> DIRECTIVE:
Pick out every line in the entries below that contains the string "fusion". Case counts, so match its capitalization.

> DATA SUPPLIED:

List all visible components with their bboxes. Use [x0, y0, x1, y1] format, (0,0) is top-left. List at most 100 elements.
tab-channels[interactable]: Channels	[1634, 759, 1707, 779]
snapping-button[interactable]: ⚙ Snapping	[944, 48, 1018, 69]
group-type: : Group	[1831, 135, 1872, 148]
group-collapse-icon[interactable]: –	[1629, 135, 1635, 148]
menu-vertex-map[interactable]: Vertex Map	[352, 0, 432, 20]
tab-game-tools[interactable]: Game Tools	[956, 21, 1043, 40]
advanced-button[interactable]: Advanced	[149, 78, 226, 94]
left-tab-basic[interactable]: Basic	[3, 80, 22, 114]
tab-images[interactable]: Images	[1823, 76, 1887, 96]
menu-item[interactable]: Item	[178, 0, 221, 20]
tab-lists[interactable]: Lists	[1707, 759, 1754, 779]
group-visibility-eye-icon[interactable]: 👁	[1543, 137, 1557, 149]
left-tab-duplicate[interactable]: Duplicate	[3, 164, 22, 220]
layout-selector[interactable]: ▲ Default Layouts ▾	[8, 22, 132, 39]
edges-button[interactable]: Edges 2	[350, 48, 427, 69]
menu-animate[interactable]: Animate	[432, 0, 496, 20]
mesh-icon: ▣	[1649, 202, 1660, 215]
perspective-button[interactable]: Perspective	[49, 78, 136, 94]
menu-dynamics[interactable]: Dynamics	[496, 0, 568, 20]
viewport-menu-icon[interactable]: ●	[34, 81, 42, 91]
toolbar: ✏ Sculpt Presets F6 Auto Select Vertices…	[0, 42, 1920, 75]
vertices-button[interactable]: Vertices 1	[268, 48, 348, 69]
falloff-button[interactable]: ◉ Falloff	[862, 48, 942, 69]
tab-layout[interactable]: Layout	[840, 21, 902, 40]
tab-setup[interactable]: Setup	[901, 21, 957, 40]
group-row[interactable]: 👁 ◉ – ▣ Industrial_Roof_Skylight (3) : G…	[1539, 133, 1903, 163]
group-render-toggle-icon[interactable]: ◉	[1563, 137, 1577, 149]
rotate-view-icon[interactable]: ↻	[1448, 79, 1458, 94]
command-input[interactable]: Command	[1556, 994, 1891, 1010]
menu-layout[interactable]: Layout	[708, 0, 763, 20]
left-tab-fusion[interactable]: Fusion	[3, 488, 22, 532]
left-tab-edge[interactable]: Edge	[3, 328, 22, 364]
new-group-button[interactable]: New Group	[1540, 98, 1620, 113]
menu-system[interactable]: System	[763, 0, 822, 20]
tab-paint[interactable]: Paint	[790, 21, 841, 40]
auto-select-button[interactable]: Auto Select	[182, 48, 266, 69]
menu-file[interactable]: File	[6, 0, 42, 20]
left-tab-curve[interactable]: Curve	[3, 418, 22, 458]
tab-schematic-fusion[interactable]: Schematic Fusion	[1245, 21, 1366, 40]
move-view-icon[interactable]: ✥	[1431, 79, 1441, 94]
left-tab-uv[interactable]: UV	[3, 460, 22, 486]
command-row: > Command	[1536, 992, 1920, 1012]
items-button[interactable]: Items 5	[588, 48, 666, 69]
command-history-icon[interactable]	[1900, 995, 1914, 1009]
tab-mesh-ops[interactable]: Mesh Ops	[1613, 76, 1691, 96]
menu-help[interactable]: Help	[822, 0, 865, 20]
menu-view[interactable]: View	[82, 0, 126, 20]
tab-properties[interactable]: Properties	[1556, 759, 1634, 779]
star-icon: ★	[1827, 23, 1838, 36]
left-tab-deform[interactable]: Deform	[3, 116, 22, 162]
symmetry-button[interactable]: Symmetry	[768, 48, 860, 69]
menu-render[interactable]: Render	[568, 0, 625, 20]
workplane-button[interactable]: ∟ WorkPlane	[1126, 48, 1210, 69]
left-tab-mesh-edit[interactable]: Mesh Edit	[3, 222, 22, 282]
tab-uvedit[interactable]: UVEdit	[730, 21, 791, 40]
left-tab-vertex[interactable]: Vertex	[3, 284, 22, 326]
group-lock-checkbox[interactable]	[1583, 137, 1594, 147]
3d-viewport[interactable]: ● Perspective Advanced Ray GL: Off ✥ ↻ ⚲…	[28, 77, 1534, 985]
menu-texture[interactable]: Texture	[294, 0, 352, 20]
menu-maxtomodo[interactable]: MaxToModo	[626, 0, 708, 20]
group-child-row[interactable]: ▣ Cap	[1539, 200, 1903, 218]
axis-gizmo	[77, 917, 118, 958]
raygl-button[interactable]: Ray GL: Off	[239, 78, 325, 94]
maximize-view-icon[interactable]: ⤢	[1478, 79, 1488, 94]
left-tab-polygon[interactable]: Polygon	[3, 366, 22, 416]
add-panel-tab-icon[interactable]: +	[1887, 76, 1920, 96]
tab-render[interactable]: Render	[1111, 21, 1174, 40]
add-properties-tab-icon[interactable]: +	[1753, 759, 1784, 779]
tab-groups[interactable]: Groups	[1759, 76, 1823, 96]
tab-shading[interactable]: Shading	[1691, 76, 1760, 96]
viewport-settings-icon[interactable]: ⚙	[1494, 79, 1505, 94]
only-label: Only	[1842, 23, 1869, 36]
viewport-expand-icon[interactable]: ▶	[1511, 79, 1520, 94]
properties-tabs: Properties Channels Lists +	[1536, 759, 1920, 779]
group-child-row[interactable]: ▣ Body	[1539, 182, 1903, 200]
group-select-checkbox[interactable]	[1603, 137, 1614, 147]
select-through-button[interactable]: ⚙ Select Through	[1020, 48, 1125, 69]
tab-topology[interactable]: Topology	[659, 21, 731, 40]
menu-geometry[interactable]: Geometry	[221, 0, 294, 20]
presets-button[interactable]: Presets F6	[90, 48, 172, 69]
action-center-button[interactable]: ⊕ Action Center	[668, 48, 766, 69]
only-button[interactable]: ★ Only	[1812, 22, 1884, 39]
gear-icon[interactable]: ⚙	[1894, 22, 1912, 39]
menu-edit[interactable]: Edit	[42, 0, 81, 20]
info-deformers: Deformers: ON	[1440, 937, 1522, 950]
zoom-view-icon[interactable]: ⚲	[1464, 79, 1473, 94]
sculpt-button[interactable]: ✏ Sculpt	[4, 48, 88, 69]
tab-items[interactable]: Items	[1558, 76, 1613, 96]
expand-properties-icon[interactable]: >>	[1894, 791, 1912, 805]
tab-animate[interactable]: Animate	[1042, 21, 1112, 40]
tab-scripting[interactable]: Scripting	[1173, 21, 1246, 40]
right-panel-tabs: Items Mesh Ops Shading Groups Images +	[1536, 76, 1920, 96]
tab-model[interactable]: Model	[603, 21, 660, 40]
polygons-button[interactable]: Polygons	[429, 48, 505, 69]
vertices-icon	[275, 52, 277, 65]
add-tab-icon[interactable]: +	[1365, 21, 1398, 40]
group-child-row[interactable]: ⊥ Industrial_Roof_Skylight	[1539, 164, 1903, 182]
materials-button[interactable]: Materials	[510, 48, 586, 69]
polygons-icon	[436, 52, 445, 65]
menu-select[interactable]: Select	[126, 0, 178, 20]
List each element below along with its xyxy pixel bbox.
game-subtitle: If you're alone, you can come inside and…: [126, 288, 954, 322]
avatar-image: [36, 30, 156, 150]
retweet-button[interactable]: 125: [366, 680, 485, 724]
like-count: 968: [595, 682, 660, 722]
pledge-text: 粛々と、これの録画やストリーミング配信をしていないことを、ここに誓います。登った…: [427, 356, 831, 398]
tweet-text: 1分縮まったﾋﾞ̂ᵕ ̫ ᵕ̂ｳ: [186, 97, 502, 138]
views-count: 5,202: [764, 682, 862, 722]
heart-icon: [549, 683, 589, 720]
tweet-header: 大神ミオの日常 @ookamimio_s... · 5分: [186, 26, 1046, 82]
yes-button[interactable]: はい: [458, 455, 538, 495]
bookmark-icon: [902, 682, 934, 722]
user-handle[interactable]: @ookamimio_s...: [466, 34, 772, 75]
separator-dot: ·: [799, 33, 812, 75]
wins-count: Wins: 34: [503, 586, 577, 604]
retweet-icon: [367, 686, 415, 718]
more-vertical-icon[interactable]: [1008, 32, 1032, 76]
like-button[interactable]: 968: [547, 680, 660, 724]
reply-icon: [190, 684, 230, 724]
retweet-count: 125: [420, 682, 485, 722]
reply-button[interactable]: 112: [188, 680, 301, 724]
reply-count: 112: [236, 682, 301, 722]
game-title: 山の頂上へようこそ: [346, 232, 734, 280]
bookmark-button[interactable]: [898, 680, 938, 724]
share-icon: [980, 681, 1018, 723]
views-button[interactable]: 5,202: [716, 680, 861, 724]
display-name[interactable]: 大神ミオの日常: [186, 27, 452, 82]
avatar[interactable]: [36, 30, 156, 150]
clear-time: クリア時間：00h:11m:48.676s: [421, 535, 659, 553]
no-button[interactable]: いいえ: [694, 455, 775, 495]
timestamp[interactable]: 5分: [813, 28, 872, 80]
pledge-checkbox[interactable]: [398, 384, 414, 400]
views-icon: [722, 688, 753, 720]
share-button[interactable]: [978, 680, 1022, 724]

> OUTPUT OF THE TASK:
left-tab-fusion[interactable]: Fusion	[3, 488, 22, 532]
tab-schematic-fusion[interactable]: Schematic Fusion	[1245, 21, 1366, 40]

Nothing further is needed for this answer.